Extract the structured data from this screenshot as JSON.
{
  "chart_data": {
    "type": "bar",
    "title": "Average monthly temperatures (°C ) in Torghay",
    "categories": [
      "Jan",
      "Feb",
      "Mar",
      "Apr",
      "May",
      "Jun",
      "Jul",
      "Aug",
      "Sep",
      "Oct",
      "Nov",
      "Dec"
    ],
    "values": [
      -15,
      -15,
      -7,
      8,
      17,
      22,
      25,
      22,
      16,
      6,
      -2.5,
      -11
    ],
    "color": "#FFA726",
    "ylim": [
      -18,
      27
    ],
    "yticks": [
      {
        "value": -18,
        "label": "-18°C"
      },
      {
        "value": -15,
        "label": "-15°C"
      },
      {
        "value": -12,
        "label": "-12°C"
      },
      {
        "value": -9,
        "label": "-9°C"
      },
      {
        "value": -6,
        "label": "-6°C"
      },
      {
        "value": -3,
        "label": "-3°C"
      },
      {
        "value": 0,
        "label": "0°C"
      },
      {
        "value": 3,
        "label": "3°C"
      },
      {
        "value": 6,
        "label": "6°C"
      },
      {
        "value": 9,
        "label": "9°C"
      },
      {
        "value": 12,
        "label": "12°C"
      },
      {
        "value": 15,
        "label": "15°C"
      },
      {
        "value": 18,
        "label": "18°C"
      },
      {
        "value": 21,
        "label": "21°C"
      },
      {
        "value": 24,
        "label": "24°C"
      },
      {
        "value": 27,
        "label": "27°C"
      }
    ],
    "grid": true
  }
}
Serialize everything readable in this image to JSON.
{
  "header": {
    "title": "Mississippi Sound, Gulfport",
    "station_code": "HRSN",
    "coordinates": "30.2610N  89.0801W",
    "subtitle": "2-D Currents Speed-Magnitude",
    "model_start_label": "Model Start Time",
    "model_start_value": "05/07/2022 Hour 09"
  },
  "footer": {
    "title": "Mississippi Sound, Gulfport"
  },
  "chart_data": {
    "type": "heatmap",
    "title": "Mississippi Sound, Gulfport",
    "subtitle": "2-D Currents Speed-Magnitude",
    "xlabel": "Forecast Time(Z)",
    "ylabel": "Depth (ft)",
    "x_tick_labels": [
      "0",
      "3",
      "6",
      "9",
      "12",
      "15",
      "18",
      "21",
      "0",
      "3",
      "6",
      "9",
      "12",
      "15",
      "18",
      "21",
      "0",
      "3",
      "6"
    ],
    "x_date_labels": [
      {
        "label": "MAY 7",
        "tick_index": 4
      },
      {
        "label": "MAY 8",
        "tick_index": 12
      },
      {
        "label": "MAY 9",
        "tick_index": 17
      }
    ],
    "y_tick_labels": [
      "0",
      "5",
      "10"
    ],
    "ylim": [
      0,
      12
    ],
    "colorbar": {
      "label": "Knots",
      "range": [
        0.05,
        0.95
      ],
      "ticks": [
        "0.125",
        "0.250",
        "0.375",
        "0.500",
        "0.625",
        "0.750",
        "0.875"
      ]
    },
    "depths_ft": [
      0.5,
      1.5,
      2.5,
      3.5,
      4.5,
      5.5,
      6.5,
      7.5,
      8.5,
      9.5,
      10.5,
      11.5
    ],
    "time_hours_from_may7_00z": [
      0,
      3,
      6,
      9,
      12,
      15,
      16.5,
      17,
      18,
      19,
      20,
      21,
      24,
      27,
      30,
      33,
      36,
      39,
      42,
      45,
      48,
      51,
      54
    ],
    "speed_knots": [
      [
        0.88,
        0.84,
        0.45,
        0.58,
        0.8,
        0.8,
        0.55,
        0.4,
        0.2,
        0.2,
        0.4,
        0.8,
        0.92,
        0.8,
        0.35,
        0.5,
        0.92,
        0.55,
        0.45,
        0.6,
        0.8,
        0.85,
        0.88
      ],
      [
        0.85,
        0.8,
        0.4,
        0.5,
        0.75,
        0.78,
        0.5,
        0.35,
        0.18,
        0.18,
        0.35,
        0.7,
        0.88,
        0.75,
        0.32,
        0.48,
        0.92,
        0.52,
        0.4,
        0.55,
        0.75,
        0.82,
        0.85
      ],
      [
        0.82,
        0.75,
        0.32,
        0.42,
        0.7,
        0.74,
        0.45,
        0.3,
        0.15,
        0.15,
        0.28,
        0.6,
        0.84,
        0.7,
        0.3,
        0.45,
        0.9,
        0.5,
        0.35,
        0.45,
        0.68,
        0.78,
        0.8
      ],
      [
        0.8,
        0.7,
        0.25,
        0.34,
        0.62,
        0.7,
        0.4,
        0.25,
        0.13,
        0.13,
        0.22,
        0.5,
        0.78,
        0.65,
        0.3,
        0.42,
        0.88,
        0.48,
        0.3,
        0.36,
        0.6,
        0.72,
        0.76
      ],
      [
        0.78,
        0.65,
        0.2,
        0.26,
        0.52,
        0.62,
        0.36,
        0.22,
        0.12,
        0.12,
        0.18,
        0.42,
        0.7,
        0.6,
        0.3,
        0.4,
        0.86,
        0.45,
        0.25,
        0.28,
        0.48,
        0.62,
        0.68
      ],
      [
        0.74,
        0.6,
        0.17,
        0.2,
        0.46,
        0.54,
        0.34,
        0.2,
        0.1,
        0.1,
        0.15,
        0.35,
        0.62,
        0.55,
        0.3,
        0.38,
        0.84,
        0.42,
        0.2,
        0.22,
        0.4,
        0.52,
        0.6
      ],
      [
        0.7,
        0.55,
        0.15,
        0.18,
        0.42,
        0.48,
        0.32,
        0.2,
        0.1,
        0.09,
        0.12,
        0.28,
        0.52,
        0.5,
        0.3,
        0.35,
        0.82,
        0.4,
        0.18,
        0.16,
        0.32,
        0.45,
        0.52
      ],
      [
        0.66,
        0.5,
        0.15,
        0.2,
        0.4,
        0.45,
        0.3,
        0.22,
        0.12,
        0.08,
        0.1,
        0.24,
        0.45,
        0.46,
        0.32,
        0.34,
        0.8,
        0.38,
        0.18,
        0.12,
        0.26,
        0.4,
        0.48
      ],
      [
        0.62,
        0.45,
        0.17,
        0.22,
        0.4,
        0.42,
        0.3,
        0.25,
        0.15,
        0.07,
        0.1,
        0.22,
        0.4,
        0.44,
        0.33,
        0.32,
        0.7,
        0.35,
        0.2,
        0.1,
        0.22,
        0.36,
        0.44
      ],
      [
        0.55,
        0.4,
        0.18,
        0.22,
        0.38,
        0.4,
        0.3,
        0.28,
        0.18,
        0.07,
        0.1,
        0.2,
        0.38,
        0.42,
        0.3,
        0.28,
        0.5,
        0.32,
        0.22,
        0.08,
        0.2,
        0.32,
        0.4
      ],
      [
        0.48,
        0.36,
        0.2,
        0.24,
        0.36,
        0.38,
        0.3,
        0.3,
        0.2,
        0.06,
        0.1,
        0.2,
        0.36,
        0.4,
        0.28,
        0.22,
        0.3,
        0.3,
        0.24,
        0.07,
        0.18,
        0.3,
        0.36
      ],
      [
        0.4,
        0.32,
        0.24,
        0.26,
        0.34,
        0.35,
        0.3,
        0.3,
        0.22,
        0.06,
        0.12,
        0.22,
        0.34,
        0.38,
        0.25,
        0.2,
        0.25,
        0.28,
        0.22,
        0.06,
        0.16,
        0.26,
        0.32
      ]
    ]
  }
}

■ ■ ■ ■ ■

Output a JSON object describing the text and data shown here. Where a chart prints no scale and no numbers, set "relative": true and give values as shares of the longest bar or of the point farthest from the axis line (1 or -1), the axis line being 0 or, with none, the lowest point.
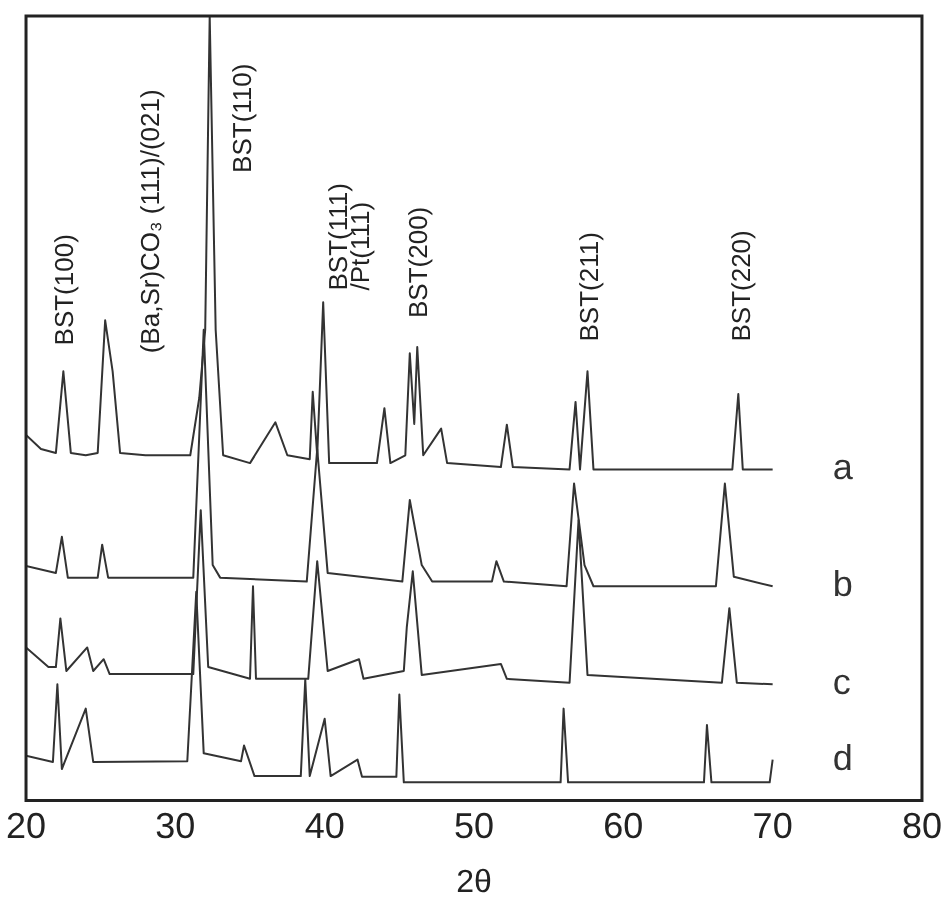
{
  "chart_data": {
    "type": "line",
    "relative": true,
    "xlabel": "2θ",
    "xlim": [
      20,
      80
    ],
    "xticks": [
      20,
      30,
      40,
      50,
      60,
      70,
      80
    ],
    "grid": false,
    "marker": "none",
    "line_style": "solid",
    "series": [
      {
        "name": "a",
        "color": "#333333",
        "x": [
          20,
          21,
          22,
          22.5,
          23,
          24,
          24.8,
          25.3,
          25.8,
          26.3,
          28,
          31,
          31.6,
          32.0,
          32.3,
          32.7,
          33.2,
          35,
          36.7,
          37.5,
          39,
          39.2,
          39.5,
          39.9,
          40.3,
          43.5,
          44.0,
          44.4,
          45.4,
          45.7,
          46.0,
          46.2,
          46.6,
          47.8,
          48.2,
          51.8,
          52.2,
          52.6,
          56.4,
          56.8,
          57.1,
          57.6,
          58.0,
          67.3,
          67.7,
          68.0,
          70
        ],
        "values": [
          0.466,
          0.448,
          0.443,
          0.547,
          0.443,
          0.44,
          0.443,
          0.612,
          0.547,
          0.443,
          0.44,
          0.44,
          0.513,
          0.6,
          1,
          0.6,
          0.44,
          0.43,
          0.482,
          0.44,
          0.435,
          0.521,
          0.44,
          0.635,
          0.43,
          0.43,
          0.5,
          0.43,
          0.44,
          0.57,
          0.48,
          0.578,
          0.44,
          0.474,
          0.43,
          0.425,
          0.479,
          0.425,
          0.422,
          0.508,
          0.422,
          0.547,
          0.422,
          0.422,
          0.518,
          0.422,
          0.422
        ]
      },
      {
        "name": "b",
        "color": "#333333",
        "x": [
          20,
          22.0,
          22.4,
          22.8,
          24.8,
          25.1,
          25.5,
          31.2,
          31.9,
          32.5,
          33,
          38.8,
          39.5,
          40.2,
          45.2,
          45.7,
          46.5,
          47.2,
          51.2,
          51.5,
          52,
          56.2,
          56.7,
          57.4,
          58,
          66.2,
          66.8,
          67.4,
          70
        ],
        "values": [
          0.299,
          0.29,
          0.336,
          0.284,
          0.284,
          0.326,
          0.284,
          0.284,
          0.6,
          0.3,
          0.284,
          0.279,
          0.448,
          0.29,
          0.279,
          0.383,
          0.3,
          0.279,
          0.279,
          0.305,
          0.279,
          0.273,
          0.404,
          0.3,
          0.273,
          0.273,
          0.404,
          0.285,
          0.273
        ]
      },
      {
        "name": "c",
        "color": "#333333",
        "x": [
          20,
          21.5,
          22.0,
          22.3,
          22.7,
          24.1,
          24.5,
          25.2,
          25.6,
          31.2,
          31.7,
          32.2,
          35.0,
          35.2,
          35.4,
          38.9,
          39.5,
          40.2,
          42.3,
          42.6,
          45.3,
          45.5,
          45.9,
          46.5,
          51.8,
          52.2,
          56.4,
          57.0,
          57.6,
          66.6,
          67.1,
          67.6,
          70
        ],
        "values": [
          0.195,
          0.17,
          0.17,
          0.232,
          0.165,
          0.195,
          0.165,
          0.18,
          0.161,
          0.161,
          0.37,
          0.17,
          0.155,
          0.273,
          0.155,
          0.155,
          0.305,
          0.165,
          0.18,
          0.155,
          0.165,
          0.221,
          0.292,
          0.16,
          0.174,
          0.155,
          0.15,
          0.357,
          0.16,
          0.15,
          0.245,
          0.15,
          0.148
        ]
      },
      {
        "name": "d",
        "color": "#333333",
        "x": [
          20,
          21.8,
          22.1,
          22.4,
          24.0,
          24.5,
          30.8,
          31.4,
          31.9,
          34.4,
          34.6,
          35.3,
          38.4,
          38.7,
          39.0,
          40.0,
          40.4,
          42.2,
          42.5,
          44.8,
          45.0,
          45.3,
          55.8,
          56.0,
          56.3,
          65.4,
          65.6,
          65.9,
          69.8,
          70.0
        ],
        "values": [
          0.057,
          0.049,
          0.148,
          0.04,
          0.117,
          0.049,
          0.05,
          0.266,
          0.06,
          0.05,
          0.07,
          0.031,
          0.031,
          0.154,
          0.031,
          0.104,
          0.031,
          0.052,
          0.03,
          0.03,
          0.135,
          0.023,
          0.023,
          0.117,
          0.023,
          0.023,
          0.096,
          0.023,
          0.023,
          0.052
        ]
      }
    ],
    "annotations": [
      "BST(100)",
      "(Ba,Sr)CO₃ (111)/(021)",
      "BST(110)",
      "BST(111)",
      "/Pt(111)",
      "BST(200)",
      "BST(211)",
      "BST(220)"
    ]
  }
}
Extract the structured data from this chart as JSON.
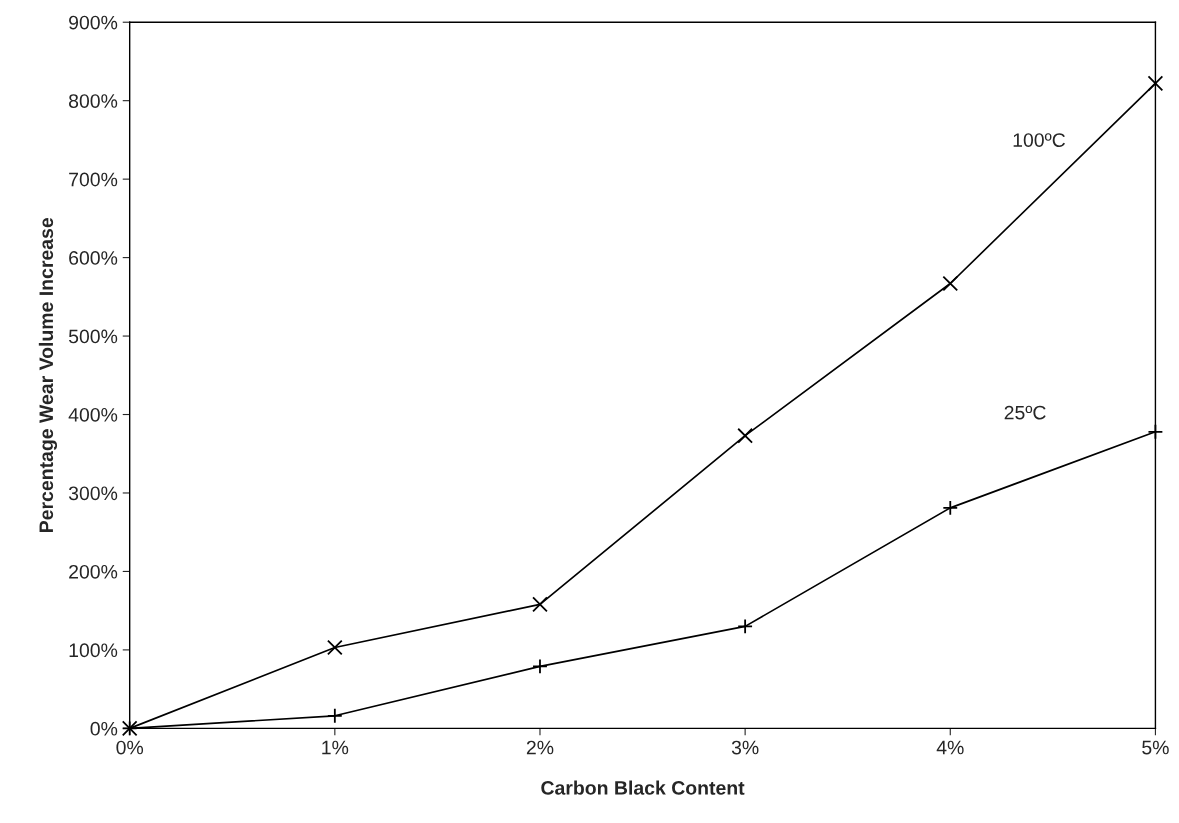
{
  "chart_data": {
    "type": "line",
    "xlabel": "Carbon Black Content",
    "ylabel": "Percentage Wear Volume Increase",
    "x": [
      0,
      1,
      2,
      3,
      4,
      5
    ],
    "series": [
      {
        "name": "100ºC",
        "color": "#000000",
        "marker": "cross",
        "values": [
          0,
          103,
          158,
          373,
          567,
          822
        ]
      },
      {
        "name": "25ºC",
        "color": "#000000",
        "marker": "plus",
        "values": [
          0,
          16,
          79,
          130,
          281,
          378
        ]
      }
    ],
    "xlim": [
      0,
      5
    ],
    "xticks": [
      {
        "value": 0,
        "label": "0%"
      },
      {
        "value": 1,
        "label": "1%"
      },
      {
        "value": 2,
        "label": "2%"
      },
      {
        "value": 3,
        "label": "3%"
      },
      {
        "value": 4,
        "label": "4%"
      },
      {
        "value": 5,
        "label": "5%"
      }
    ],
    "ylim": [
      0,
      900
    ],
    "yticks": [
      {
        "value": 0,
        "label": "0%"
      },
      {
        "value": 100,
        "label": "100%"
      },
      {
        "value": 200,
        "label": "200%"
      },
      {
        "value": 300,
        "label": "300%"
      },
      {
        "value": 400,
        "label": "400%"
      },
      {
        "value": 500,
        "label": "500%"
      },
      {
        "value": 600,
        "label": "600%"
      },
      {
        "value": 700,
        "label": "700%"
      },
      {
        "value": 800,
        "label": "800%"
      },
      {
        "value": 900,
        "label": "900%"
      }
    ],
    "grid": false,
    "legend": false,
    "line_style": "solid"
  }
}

■ ■ ■ ■ ■

EXERCISE —
Gather each line in the data that holds the string "Extract".

THE SOLUTION —
Extract the structured data from this screenshot as JSON.
Extract the structured data from this chart as JSON.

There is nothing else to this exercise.